[Input data]

-=-=-

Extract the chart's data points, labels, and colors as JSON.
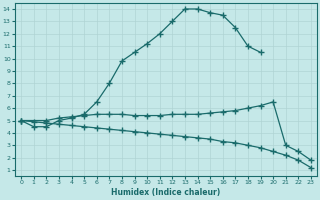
{
  "xlabel": "Humidex (Indice chaleur)",
  "background_color": "#c5e8e8",
  "line_color": "#1a6b6b",
  "grid_color": "#b0d4d4",
  "xlim": [
    -0.5,
    23.5
  ],
  "ylim": [
    0.5,
    14.5
  ],
  "xticks": [
    0,
    1,
    2,
    3,
    4,
    5,
    6,
    7,
    8,
    9,
    10,
    11,
    12,
    13,
    14,
    15,
    16,
    17,
    18,
    19,
    20,
    21,
    22,
    23
  ],
  "yticks": [
    1,
    2,
    3,
    4,
    5,
    6,
    7,
    8,
    9,
    10,
    11,
    12,
    13,
    14
  ],
  "curves": [
    {
      "x": [
        0,
        1,
        2,
        3,
        4,
        5,
        6,
        7,
        8,
        9,
        10,
        11,
        12,
        13,
        14,
        15,
        16,
        17,
        18,
        19
      ],
      "y": [
        5,
        4.5,
        4.5,
        5,
        5.2,
        5.5,
        6.5,
        8,
        9.8,
        10.5,
        11.2,
        12,
        13,
        14,
        14,
        13.7,
        13.5,
        12.5,
        11,
        10.5
      ]
    },
    {
      "x": [
        0,
        2,
        3,
        4,
        5,
        6,
        7,
        8,
        9,
        10,
        11,
        12,
        13,
        14,
        15,
        16,
        17,
        18,
        19,
        20,
        21,
        22,
        23
      ],
      "y": [
        5,
        5,
        5.2,
        5.3,
        5.4,
        5.5,
        5.5,
        5.5,
        5.4,
        5.4,
        5.4,
        5.5,
        5.5,
        5.5,
        5.6,
        5.7,
        5.8,
        6.0,
        6.2,
        6.5,
        3.0,
        2.5,
        1.8
      ]
    },
    {
      "x": [
        0,
        1,
        2,
        3,
        4,
        5,
        6,
        7,
        8,
        9,
        10,
        11,
        12,
        13,
        14,
        15,
        16,
        17,
        18,
        19,
        20,
        21,
        22,
        23
      ],
      "y": [
        5,
        4.9,
        4.8,
        4.7,
        4.6,
        4.5,
        4.4,
        4.3,
        4.2,
        4.1,
        4.0,
        3.9,
        3.8,
        3.7,
        3.6,
        3.5,
        3.3,
        3.2,
        3.0,
        2.8,
        2.5,
        2.2,
        1.8,
        1.2
      ]
    }
  ]
}
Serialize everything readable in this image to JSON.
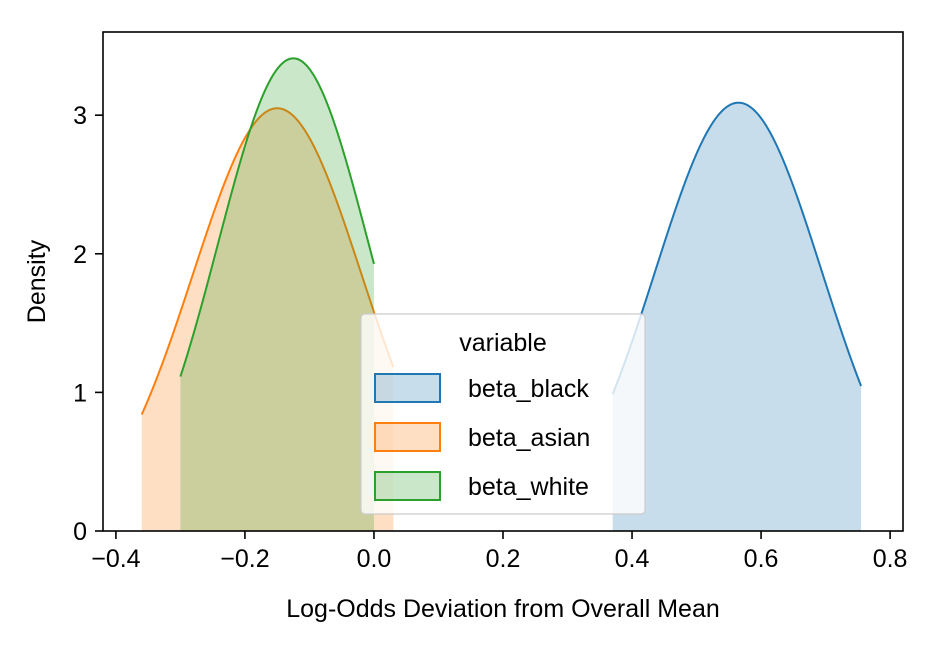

-=-=-

[Written exercise] Transcribe all the data word for word; the images stay out.

[Solution for this exercise]
Extract the chart's data points, labels, and colors as JSON.
{
  "xlabel": "Humidex (Indice chaleur)",
  "background_color": "#c5e8e8",
  "line_color": "#1a6b6b",
  "grid_color": "#b0d4d4",
  "xlim": [
    -0.5,
    23.5
  ],
  "ylim": [
    0.5,
    14.5
  ],
  "xticks": [
    0,
    1,
    2,
    3,
    4,
    5,
    6,
    7,
    8,
    9,
    10,
    11,
    12,
    13,
    14,
    15,
    16,
    17,
    18,
    19,
    20,
    21,
    22,
    23
  ],
  "yticks": [
    1,
    2,
    3,
    4,
    5,
    6,
    7,
    8,
    9,
    10,
    11,
    12,
    13,
    14
  ],
  "curves": [
    {
      "x": [
        0,
        1,
        2,
        3,
        4,
        5,
        6,
        7,
        8,
        9,
        10,
        11,
        12,
        13,
        14,
        15,
        16,
        17,
        18,
        19
      ],
      "y": [
        5,
        4.5,
        4.5,
        5,
        5.2,
        5.5,
        6.5,
        8,
        9.8,
        10.5,
        11.2,
        12,
        13,
        14,
        14,
        13.7,
        13.5,
        12.5,
        11,
        10.5
      ]
    },
    {
      "x": [
        0,
        2,
        3,
        4,
        5,
        6,
        7,
        8,
        9,
        10,
        11,
        12,
        13,
        14,
        15,
        16,
        17,
        18,
        19,
        20,
        21,
        22,
        23
      ],
      "y": [
        5,
        5,
        5.2,
        5.3,
        5.4,
        5.5,
        5.5,
        5.5,
        5.4,
        5.4,
        5.4,
        5.5,
        5.5,
        5.5,
        5.6,
        5.7,
        5.8,
        6.0,
        6.2,
        6.5,
        3.0,
        2.5,
        1.8
      ]
    },
    {
      "x": [
        0,
        1,
        2,
        3,
        4,
        5,
        6,
        7,
        8,
        9,
        10,
        11,
        12,
        13,
        14,
        15,
        16,
        17,
        18,
        19,
        20,
        21,
        22,
        23
      ],
      "y": [
        5,
        4.9,
        4.8,
        4.7,
        4.6,
        4.5,
        4.4,
        4.3,
        4.2,
        4.1,
        4.0,
        3.9,
        3.8,
        3.7,
        3.6,
        3.5,
        3.3,
        3.2,
        3.0,
        2.8,
        2.5,
        2.2,
        1.8,
        1.2
      ]
    }
  ]
}
Serialize everything readable in this image to JSON.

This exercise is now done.